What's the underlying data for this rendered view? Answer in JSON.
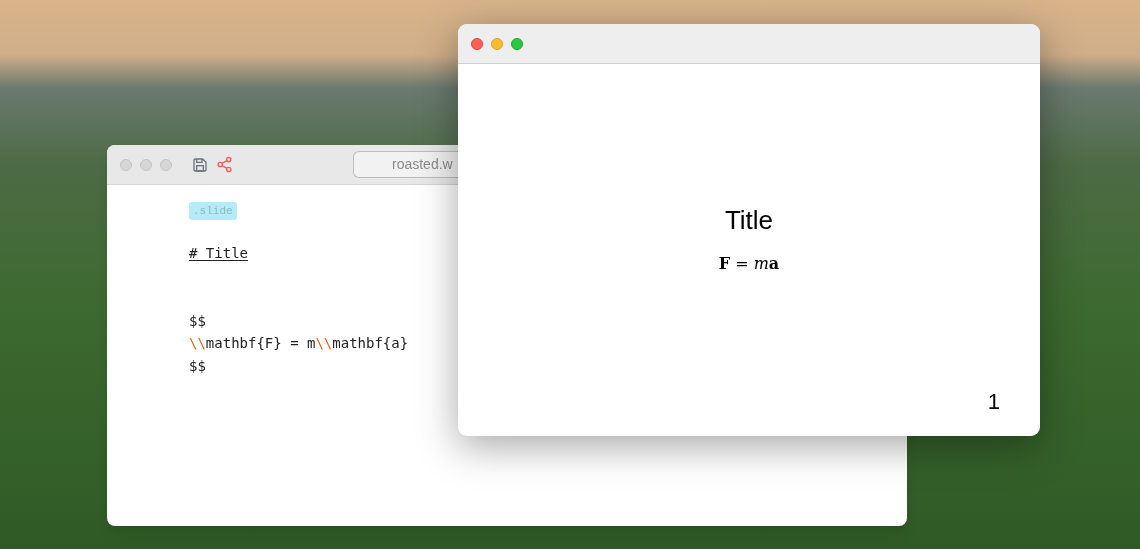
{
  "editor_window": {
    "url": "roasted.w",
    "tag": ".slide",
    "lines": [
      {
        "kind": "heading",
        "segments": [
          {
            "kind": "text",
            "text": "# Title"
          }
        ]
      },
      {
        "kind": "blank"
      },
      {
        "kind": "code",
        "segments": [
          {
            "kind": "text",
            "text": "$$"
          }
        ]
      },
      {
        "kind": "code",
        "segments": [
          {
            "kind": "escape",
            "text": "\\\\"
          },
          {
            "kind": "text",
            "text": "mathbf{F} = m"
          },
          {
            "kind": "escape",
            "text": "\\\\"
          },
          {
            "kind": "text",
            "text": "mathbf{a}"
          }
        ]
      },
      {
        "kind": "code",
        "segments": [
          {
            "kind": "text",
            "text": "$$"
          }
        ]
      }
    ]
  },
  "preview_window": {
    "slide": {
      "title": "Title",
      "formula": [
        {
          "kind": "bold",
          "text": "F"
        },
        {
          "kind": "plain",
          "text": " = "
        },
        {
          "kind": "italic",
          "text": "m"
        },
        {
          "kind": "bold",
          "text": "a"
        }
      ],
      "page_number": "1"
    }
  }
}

▶ **OBJECTIVE**
Omit every image. Quote each record exactly.

▶ **PROBLEM SOLUTION**
What's the underlying data for this rendered view? Answer in JSON.
{
  "editor_window": {
    "url": "roasted.w",
    "tag": ".slide",
    "lines": [
      {
        "kind": "heading",
        "segments": [
          {
            "kind": "text",
            "text": "# Title"
          }
        ]
      },
      {
        "kind": "blank"
      },
      {
        "kind": "code",
        "segments": [
          {
            "kind": "text",
            "text": "$$"
          }
        ]
      },
      {
        "kind": "code",
        "segments": [
          {
            "kind": "escape",
            "text": "\\\\"
          },
          {
            "kind": "text",
            "text": "mathbf{F} = m"
          },
          {
            "kind": "escape",
            "text": "\\\\"
          },
          {
            "kind": "text",
            "text": "mathbf{a}"
          }
        ]
      },
      {
        "kind": "code",
        "segments": [
          {
            "kind": "text",
            "text": "$$"
          }
        ]
      }
    ]
  },
  "preview_window": {
    "slide": {
      "title": "Title",
      "formula": [
        {
          "kind": "bold",
          "text": "F"
        },
        {
          "kind": "plain",
          "text": " = "
        },
        {
          "kind": "italic",
          "text": "m"
        },
        {
          "kind": "bold",
          "text": "a"
        }
      ],
      "page_number": "1"
    }
  }
}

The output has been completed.